YOUR TASK.
Please name the communication methods that the essay on face-to-face communication gives as examples of technology that makes communication easier.

**** STUDY TEXT ****

Could you please correct my essay?Thank you

Face to face communication vs. email or phone calls
It is obvious that people are known as social animals.That is, every body needs to interact with others in order to solve the necessity of making communication.Thanks to advance in technology,there are a number of methods that facilitate the communication.Phone,email,and other kinds of program such as Skype are such examples.However,many believe that face to face communication is the most effective one,as I do.
To begin with,face to face communication enables people to utilize from body language.For example,according to the results of a research has recently conducted, more than 80 percent of concept in each conversation conveys by body language. In addition to the importance of body language,an individual can convey his or her emotion via face to face communication.That is people in face to face communication have more sense of empahty.
In contrast, several people think that they should be up to date and bring technology in their lives and especially in their communication.They argue that they can be in touch with their families and their friends more often by just easily using of email or phone.Nevertheless, they should make to account that these kinds of communication are not efficient and effective.In other words, there is no emotion in conversation through email.

**** INFORMATION PROVIDED ****

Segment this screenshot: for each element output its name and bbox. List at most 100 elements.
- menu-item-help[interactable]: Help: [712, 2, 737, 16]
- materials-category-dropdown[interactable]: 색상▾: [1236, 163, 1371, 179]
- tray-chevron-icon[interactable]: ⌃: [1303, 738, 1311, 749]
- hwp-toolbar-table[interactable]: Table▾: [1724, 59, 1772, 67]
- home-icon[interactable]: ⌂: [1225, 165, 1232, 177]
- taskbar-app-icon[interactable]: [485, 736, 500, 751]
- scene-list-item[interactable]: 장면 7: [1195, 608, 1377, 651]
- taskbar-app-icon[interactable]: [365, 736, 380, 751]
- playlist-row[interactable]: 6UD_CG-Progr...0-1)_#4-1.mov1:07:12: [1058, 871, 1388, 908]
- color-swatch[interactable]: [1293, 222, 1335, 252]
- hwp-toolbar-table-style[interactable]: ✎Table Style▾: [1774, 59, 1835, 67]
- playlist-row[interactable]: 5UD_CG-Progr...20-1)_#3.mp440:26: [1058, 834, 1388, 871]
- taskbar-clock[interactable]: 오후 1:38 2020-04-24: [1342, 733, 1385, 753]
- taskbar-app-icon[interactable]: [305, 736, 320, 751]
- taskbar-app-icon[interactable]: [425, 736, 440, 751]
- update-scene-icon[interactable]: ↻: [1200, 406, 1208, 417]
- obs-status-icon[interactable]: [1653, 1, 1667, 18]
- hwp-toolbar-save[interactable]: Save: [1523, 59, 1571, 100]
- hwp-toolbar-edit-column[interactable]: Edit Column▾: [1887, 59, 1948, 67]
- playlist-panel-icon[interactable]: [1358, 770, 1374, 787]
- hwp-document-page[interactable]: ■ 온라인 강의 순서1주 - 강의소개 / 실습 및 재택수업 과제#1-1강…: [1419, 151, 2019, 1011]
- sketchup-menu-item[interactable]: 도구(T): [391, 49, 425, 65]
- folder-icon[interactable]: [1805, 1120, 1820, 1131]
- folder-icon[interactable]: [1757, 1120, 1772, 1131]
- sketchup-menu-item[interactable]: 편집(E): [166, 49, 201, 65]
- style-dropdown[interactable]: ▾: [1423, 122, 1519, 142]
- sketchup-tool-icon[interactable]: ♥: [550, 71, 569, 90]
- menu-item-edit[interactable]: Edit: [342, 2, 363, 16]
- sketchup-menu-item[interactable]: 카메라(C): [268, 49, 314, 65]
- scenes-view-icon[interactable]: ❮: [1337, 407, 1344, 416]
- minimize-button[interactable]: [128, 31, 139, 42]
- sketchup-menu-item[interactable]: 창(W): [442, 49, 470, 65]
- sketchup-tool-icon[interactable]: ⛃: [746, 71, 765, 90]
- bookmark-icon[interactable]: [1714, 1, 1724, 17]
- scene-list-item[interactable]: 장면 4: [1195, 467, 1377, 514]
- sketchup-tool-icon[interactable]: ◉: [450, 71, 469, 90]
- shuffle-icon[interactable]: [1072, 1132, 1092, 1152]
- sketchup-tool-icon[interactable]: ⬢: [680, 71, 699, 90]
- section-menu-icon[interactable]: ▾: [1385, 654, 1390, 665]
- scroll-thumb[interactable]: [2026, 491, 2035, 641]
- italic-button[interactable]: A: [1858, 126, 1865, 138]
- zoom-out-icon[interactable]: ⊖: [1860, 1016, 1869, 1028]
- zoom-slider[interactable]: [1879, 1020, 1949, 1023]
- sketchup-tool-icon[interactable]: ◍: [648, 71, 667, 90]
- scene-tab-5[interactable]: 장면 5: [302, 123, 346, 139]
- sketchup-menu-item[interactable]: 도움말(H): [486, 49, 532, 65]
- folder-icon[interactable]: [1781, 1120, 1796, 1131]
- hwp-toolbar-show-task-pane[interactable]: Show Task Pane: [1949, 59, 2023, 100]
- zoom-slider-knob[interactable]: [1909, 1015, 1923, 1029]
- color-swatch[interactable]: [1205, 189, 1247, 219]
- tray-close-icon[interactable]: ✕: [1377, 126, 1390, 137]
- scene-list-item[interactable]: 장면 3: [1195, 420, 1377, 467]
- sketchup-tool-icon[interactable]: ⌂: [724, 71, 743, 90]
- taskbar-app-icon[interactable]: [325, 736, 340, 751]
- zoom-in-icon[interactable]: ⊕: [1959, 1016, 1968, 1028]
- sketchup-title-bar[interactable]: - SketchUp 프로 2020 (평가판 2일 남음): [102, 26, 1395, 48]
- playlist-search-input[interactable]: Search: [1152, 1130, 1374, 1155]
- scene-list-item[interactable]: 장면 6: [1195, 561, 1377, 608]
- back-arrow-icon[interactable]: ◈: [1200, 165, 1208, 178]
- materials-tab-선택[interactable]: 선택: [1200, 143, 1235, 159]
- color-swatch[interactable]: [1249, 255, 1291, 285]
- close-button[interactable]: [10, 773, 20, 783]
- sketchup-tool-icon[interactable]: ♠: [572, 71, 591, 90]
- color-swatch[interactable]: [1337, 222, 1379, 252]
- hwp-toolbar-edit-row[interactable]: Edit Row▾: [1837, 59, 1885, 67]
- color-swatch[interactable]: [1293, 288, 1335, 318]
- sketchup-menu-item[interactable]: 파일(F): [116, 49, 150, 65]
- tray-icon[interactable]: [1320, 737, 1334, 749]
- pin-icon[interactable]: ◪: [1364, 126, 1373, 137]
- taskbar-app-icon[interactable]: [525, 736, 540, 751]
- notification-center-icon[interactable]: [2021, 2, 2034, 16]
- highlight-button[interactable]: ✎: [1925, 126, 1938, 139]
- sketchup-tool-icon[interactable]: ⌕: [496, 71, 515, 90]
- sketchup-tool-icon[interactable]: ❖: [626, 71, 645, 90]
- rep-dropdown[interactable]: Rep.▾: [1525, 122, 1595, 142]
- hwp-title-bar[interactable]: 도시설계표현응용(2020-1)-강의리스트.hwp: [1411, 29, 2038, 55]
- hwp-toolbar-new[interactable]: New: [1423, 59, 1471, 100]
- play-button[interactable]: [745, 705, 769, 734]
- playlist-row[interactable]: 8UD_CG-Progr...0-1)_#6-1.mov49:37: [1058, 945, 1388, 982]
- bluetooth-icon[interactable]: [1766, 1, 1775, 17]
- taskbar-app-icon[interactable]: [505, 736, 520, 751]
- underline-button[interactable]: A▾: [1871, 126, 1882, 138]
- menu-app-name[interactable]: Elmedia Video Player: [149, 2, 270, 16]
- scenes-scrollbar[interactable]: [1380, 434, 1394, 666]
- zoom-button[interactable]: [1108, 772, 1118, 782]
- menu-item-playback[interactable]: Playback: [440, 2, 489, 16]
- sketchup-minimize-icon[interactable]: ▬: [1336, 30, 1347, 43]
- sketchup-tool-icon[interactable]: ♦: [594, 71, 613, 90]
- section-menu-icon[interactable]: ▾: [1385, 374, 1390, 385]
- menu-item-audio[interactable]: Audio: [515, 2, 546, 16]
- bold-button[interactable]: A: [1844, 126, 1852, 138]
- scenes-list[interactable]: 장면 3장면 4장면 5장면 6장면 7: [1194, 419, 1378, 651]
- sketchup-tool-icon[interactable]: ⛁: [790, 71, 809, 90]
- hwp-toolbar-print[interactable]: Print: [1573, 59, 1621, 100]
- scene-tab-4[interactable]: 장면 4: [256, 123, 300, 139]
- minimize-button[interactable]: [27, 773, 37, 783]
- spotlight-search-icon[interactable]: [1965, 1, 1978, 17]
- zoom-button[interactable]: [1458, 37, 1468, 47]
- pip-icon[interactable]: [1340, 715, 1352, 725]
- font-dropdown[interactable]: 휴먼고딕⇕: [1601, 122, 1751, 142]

****

EXERCISE OUTPUT.
Phone, email, and other programs such as Skype.